> [AIM] All of the records below need to be copied exactly.

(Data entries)
↓

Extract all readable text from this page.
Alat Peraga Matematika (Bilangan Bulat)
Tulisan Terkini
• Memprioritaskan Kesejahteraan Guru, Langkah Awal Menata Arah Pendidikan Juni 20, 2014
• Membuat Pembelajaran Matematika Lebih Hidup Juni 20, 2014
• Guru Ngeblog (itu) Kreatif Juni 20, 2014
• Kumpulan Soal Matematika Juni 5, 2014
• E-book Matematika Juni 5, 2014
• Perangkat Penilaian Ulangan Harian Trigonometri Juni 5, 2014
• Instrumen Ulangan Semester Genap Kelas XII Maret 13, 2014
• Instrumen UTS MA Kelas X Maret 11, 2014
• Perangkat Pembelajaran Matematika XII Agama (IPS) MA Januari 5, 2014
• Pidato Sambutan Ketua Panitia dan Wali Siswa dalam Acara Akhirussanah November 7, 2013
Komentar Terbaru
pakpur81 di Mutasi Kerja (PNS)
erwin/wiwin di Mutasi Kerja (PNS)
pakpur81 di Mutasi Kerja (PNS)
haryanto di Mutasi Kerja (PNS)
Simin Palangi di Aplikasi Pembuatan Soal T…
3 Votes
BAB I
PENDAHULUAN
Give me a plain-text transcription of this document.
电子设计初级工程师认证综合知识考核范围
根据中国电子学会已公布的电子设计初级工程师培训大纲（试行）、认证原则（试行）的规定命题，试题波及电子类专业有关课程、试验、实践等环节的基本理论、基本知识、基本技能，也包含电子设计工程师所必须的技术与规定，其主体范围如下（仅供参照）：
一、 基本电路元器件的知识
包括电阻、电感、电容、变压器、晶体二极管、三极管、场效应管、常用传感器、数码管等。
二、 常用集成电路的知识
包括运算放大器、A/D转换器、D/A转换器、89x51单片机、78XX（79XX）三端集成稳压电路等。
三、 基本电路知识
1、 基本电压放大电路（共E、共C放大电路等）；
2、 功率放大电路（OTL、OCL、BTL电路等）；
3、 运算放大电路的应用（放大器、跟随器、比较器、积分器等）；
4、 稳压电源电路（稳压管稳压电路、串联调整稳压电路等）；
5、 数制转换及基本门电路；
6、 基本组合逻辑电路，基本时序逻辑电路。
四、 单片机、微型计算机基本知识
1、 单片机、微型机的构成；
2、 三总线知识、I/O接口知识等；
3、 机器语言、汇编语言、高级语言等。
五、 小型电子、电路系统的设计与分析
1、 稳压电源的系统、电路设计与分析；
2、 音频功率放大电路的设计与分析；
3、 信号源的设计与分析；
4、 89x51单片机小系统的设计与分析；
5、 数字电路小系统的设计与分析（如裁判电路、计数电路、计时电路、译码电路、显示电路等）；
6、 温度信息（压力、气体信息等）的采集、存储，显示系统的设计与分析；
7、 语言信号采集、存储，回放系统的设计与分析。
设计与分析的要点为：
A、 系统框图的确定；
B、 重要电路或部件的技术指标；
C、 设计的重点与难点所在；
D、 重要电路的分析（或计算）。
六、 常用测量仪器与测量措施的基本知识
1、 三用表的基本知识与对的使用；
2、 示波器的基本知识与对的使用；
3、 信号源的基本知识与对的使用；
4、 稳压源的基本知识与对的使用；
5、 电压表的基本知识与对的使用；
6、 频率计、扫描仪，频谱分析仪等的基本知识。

↑

> [SOLVED EXERCISE]
Extract all readable text from this page.
Alat Peraga Matematika (Bilangan Bulat)
Tulisan Terkini
• Memprioritaskan Kesejahteraan Guru, Langkah Awal Menata Arah Pendidikan Juni 20, 2014
• Membuat Pembelajaran Matematika Lebih Hidup Juni 20, 2014
• Guru Ngeblog (itu) Kreatif Juni 20, 2014
• Kumpulan Soal Matematika Juni 5, 2014
• E-book Matematika Juni 5, 2014
• Perangkat Penilaian Ulangan Harian Trigonometri Juni 5, 2014
• Instrumen Ulangan Semester Genap Kelas XII Maret 13, 2014
• Instrumen UTS MA Kelas X Maret 11, 2014
• Perangkat Pembelajaran Matematika XII Agama (IPS) MA Januari 5, 2014
• Pidato Sambutan Ketua Panitia dan Wali Siswa dalam Acara Akhirussanah November 7, 2013
Komentar Terbaru
pakpur81 di Mutasi Kerja (PNS)
erwin/wiwin di Mutasi Kerja (PNS)
pakpur81 di Mutasi Kerja (PNS)
haryanto di Mutasi Kerja (PNS)
Simin Palangi di Aplikasi Pembuatan Soal T…
3 Votes
BAB I
PENDAHULUAN
Give me a plain-text transcription of this document.
电子设计初级工程师认证综合知识考核范围
根据中国电子学会已公布的电子设计初级工程师培训大纲（试行）、认证原则（试行）的规定命题，试题波及电子类专业有关课程、试验、实践等环节的基本理论、基本知识、基本技能，也包含电子设计工程师所必须的技术与规定，其主体范围如下（仅供参照）：
一、 基本电路元器件的知识
包括电阻、电感、电容、变压器、晶体二极管、三极管、场效应管、常用传感器、数码管等。
二、 常用集成电路的知识
包括运算放大器、A/D转换器、D/A转换器、89x51单片机、78XX（79XX）三端集成稳压电路等。
三、 基本电路知识
1、 基本电压放大电路（共E、共C放大电路等）；
2、 功率放大电路（OTL、OCL、BTL电路等）；
3、 运算放大电路的应用（放大器、跟随器、比较器、积分器等）；
4、 稳压电源电路（稳压管稳压电路、串联调整稳压电路等）；
5、 数制转换及基本门电路；
6、 基本组合逻辑电路，基本时序逻辑电路。
四、 单片机、微型计算机基本知识
1、 单片机、微型机的构成；
2、 三总线知识、I/O接口知识等；
3、 机器语言、汇编语言、高级语言等。
五、 小型电子、电路系统的设计与分析
1、 稳压电源的系统、电路设计与分析；
2、 音频功率放大电路的设计与分析；
3、 信号源的设计与分析；
4、 89x51单片机小系统的设计与分析；
5、 数字电路小系统的设计与分析（如裁判电路、计数电路、计时电路、译码电路、显示电路等）；
6、 温度信息（压力、气体信息等）的采集、存储，显示系统的设计与分析；
7、 语言信号采集、存储，回放系统的设计与分析。
设计与分析的要点为：
A、 系统框图的确定；
B、 重要电路或部件的技术指标；
C、 设计的重点与难点所在；
D、 重要电路的分析（或计算）。
六、 常用测量仪器与测量措施的基本知识
1、 三用表的基本知识与对的使用；
2、 示波器的基本知识与对的使用；
3、 信号源的基本知识与对的使用；
4、 稳压源的基本知识与对的使用；
5、 电压表的基本知识与对的使用；
6、 频率计、扫描仪，频谱分析仪等的基本知识。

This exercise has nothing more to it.